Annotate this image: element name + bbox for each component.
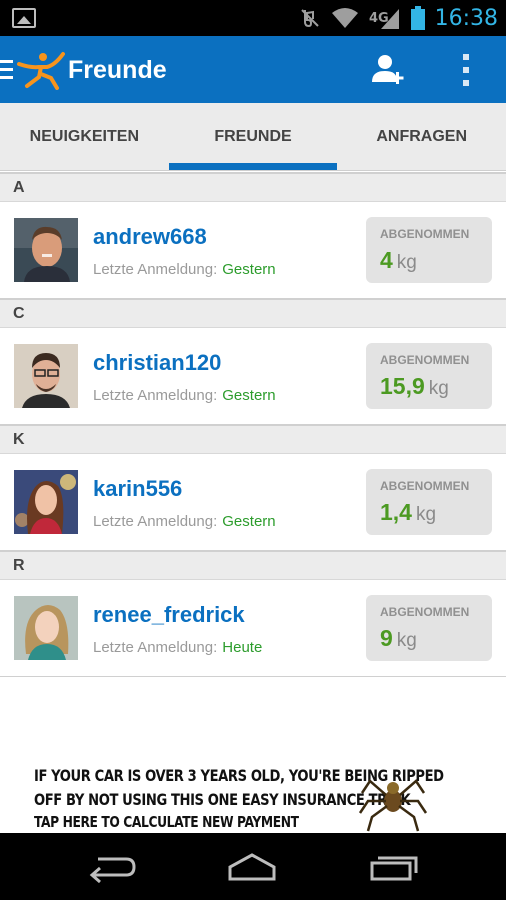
navigation-bar xyxy=(0,833,506,900)
mute-icon xyxy=(299,7,321,29)
tab-neuigkeiten[interactable]: NEUIGKEITEN xyxy=(0,103,169,170)
weight-lost-badge: ABGENOMMEN 4 kg xyxy=(366,217,492,283)
weight-lost-label: ABGENOMMEN xyxy=(380,227,470,241)
section-header: K xyxy=(0,424,506,454)
ad-banner[interactable]: IF YOUR CAR IS OVER 3 YEARS OLD, YOU'RE … xyxy=(28,763,478,833)
weight-lost-number: 15,9 xyxy=(380,373,425,399)
weight-unit: kg xyxy=(396,252,417,273)
weight-lost-badge: ABGENOMMEN 9 kg xyxy=(366,595,492,661)
section-header: C xyxy=(0,298,506,328)
weight-lost-number: 4 xyxy=(380,247,393,273)
recents-icon[interactable] xyxy=(366,851,422,883)
weight-unit: kg xyxy=(415,504,437,525)
last-login: Letzte Anmeldung: Gestern xyxy=(93,261,276,278)
back-icon[interactable] xyxy=(84,851,140,884)
friend-name[interactable]: karin556 xyxy=(93,476,182,502)
avatar xyxy=(14,344,78,408)
last-login: Letzte Anmeldung: Gestern xyxy=(93,513,276,530)
weight-lost-badge: ABGENOMMEN 15,9 kg xyxy=(366,343,492,409)
weight-unit: kg xyxy=(396,630,417,651)
friend-row[interactable]: christian120 Letzte Anmeldung: Gestern AB… xyxy=(0,328,506,424)
weight-lost-label: ABGENOMMEN xyxy=(380,605,470,619)
section-header: R xyxy=(0,550,506,580)
weight-lost-value: 1,4 kg xyxy=(380,499,436,526)
action-bar: Freunde xyxy=(0,36,506,103)
last-login-label: Letzte Anmeldung: xyxy=(93,639,218,656)
logo-icon[interactable] xyxy=(17,50,65,90)
last-login-value: Gestern xyxy=(222,513,276,530)
friend-name[interactable]: andrew668 xyxy=(93,224,207,250)
menu-icon[interactable] xyxy=(0,60,13,80)
spider-icon xyxy=(358,763,428,833)
avatar xyxy=(14,470,78,534)
battery-icon xyxy=(410,6,425,30)
last-login-value: Heute xyxy=(222,639,263,656)
friend-row[interactable]: andrew668 Letzte Anmeldung: Gestern ABGEN… xyxy=(0,202,506,298)
network-icon: 4G xyxy=(369,7,401,29)
weight-lost-value: 15,9 kg xyxy=(380,373,449,400)
weight-unit: kg xyxy=(428,378,449,399)
last-login: Letzte Anmeldung: Gestern xyxy=(93,387,276,404)
status-bar: 4G 16:38 xyxy=(0,0,506,36)
ad-line-2: OFF BY NOT USING THIS ONE EASY INSURANCE… xyxy=(34,790,411,809)
weight-lost-value: 4 kg xyxy=(380,247,417,274)
last-login-label: Letzte Anmeldung: xyxy=(93,387,218,404)
avatar xyxy=(14,596,78,660)
weight-lost-number: 9 xyxy=(380,625,393,651)
last-login-label: Letzte Anmeldung: xyxy=(93,513,218,530)
last-login-label: Letzte Anmeldung: xyxy=(93,261,218,278)
weight-lost-value: 9 kg xyxy=(380,625,417,652)
weight-lost-label: ABGENOMMEN xyxy=(380,479,470,493)
weight-lost-badge: ABGENOMMEN 1,4 kg xyxy=(366,469,492,535)
section-header: A xyxy=(0,172,506,202)
tab-freunde[interactable]: FREUNDE xyxy=(168,103,338,170)
app-title: Freunde xyxy=(68,56,167,84)
last-login-value: Gestern xyxy=(222,261,276,278)
overflow-menu-icon[interactable] xyxy=(460,54,472,86)
add-friend-icon[interactable] xyxy=(370,52,406,88)
weight-lost-label: ABGENOMMEN xyxy=(380,353,470,367)
friend-row[interactable]: karin556 Letzte Anmeldung: Gestern ABGENO… xyxy=(0,454,506,550)
ad-line-3: TAP HERE TO CALCULATE NEW PAYMENT xyxy=(34,813,299,831)
friend-name[interactable]: christian120 xyxy=(93,350,221,376)
last-login: Letzte Anmeldung: Heute xyxy=(93,639,262,656)
avatar xyxy=(14,218,78,282)
status-time: 16:38 xyxy=(434,5,498,31)
tab-anfragen[interactable]: ANFRAGEN xyxy=(337,103,506,170)
weight-lost-number: 1,4 xyxy=(380,499,412,525)
friend-list: A andrew668 Letzte Anmeldung: Gestern ABG… xyxy=(0,172,506,677)
home-icon[interactable] xyxy=(224,851,280,883)
gallery-icon xyxy=(12,8,36,28)
friend-row[interactable]: renee_fredrick Letzte Anmeldung: Heute AB… xyxy=(0,580,506,676)
friend-name[interactable]: renee_fredrick xyxy=(93,602,245,628)
last-login-value: Gestern xyxy=(222,387,276,404)
wifi-icon xyxy=(331,7,359,29)
tab-bar: NEUIGKEITEN FREUNDE ANFRAGEN xyxy=(0,103,506,171)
════════════════
YOUR GOAL:
Since the pictures are not wanted, write out the rest of the data exactly as it reads.

SOLUTION:
Annotate this image: element name + bbox for each component.
navigation-bar xyxy=(0,833,506,900)
mute-icon xyxy=(299,7,321,29)
tab-neuigkeiten[interactable]: NEUIGKEITEN xyxy=(0,103,169,170)
weight-lost-badge: ABGENOMMEN 4 kg xyxy=(366,217,492,283)
weight-lost-label: ABGENOMMEN xyxy=(380,227,470,241)
section-header: K xyxy=(0,424,506,454)
ad-banner[interactable]: IF YOUR CAR IS OVER 3 YEARS OLD, YOU'RE … xyxy=(28,763,478,833)
weight-lost-number: 15,9 xyxy=(380,373,425,399)
weight-unit: kg xyxy=(396,252,417,273)
weight-lost-badge: ABGENOMMEN 9 kg xyxy=(366,595,492,661)
section-header: C xyxy=(0,298,506,328)
weight-lost-number: 4 xyxy=(380,247,393,273)
recents-icon[interactable] xyxy=(366,851,422,883)
weight-unit: kg xyxy=(415,504,437,525)
last-login: Letzte Anmeldung: Gestern xyxy=(93,261,276,278)
back-icon[interactable] xyxy=(84,851,140,884)
friend-name[interactable]: karin556 xyxy=(93,476,182,502)
avatar xyxy=(14,344,78,408)
last-login: Letzte Anmeldung: Gestern xyxy=(93,513,276,530)
weight-lost-badge: ABGENOMMEN 15,9 kg xyxy=(366,343,492,409)
weight-unit: kg xyxy=(396,630,417,651)
friend-row[interactable]: christian120 Letzte Anmeldung: Gestern AB… xyxy=(0,328,506,424)
weight-lost-label: ABGENOMMEN xyxy=(380,605,470,619)
section-header: R xyxy=(0,550,506,580)
weight-lost-value: 1,4 kg xyxy=(380,499,436,526)
action-bar: Freunde xyxy=(0,36,506,103)
last-login-label: Letzte Anmeldung: xyxy=(93,639,218,656)
logo-icon[interactable] xyxy=(17,50,65,90)
last-login-value: Gestern xyxy=(222,513,276,530)
friend-name[interactable]: andrew668 xyxy=(93,224,207,250)
menu-icon[interactable] xyxy=(0,60,13,80)
spider-icon xyxy=(358,763,428,833)
avatar xyxy=(14,470,78,534)
battery-icon xyxy=(410,6,425,30)
last-login-value: Heute xyxy=(222,639,263,656)
friend-row[interactable]: andrew668 Letzte Anmeldung: Gestern ABGEN… xyxy=(0,202,506,298)
network-icon: 4G xyxy=(369,7,401,29)
weight-lost-value: 15,9 kg xyxy=(380,373,449,400)
weight-unit: kg xyxy=(428,378,449,399)
last-login: Letzte Anmeldung: Gestern xyxy=(93,387,276,404)
status-bar: 4G 16:38 xyxy=(0,0,506,36)
ad-line-2: OFF BY NOT USING THIS ONE EASY INSURANCE… xyxy=(34,790,411,809)
weight-lost-value: 4 kg xyxy=(380,247,417,274)
last-login-label: Letzte Anmeldung: xyxy=(93,387,218,404)
avatar xyxy=(14,596,78,660)
weight-lost-number: 9 xyxy=(380,625,393,651)
last-login-label: Letzte Anmeldung: xyxy=(93,513,218,530)
last-login-label: Letzte Anmeldung: xyxy=(93,261,218,278)
weight-lost-value: 9 kg xyxy=(380,625,417,652)
weight-lost-label: ABGENOMMEN xyxy=(380,479,470,493)
weight-lost-badge: ABGENOMMEN 1,4 kg xyxy=(366,469,492,535)
section-header: A xyxy=(0,172,506,202)
tab-freunde[interactable]: FREUNDE xyxy=(168,103,338,170)
app-title: Freunde xyxy=(68,56,167,84)
last-login-value: Gestern xyxy=(222,261,276,278)
overflow-menu-icon[interactable] xyxy=(460,54,472,86)
add-friend-icon[interactable] xyxy=(370,52,406,88)
weight-lost-label: ABGENOMMEN xyxy=(380,353,470,367)
friend-row[interactable]: karin556 Letzte Anmeldung: Gestern ABGENO… xyxy=(0,454,506,550)
ad-line-3: TAP HERE TO CALCULATE NEW PAYMENT xyxy=(34,813,299,831)
friend-name[interactable]: christian120 xyxy=(93,350,221,376)
last-login: Letzte Anmeldung: Heute xyxy=(93,639,262,656)
avatar xyxy=(14,218,78,282)
status-time: 16:38 xyxy=(434,5,498,31)
tab-anfragen[interactable]: ANFRAGEN xyxy=(337,103,506,170)
weight-lost-number: 1,4 xyxy=(380,499,412,525)
friend-list: A andrew668 Letzte Anmeldung: Gestern ABG… xyxy=(0,172,506,677)
home-icon[interactable] xyxy=(224,851,280,883)
gallery-icon xyxy=(12,8,36,28)
friend-row[interactable]: renee_fredrick Letzte Anmeldung: Heute AB… xyxy=(0,580,506,676)
friend-name[interactable]: renee_fredrick xyxy=(93,602,245,628)
last-login-value: Gestern xyxy=(222,387,276,404)
wifi-icon xyxy=(331,7,359,29)
tab-bar: NEUIGKEITEN FREUNDE ANFRAGEN xyxy=(0,103,506,171)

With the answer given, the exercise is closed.